(Saved entries)
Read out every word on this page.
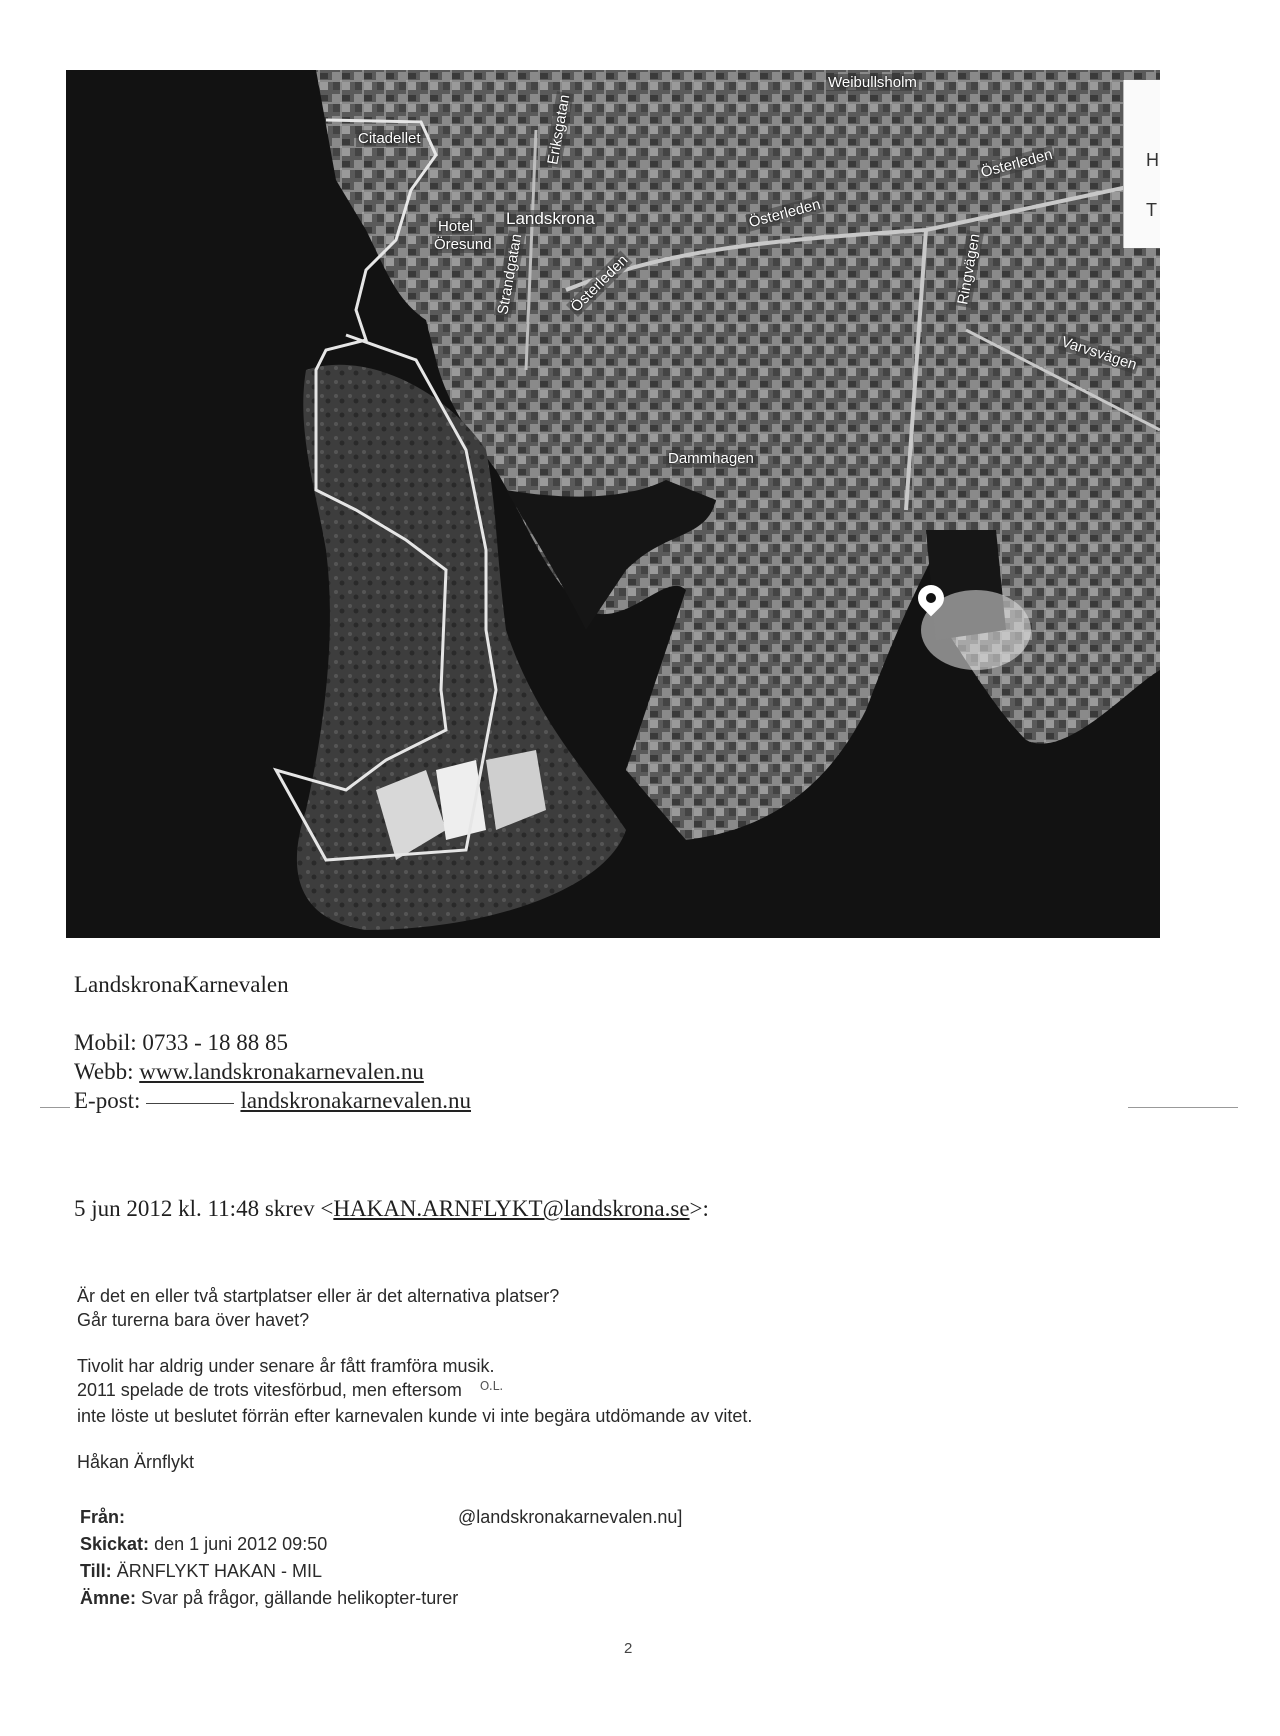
Weibullsholm
Citadellet
Hotel
Öresund
Landskrona	Österleden
Österleden
Österleden	Ringvägen
Strandgatan
Eriksgatan
Dammhagen
Varvsvägen
H
T
LandskronaKarnevalen
Mobil: 0733 - 18 88 85
Webb: www.landskronakarnevalen.nu
E-post:	landskronakarnevalen.nu
5 jun 2012 kl. 11:48 skrev <HAKAN.ARNFLYKT@landskrona.se>:

Är det en eller två startplatser eller är det alternativa platser?

Går turerna bara över havet?

Tivolit har aldrig under senare år fått framföra musik.

2011 spelade de trots vitesförbud, men eftersom $^{O.L.}$

inte löste ut beslutet förrän efter karnevalen kunde vi inte begära utdömande av vitet.

Håkan Ärnflykt

Från:	@landskronakarnevalen.nu]
Skickat: den 1 juni 2012 09:50
Till: ÄRNFLYKT HAKAN - MIL
Ämne: Svar på frågor, gällande helikopter-turer
2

*Task to carry out*
Print each record exactly as it stands, leaving the images out.

*Result*
Read out every word on this page.
Weibullsholm
Citadellet
Hotel
Öresund
Landskrona	Österleden
Österleden
Österleden	Ringvägen
Strandgatan
Eriksgatan
Dammhagen
Varvsvägen
H
T
LandskronaKarnevalen
Mobil: 0733 - 18 88 85
Webb: www.landskronakarnevalen.nu
E-post:	landskronakarnevalen.nu
5 jun 2012 kl. 11:48 skrev <HAKAN.ARNFLYKT@landskrona.se>:

Är det en eller två startplatser eller är det alternativa platser?

Går turerna bara över havet?

Tivolit har aldrig under senare år fått framföra musik.

2011 spelade de trots vitesförbud, men eftersom $^{O.L.}$

inte löste ut beslutet förrän efter karnevalen kunde vi inte begära utdömande av vitet.

Håkan Ärnflykt

Från:	@landskronakarnevalen.nu]
Skickat: den 1 juni 2012 09:50
Till: ÄRNFLYKT HAKAN - MIL
Ämne: Svar på frågor, gällande helikopter-turer
2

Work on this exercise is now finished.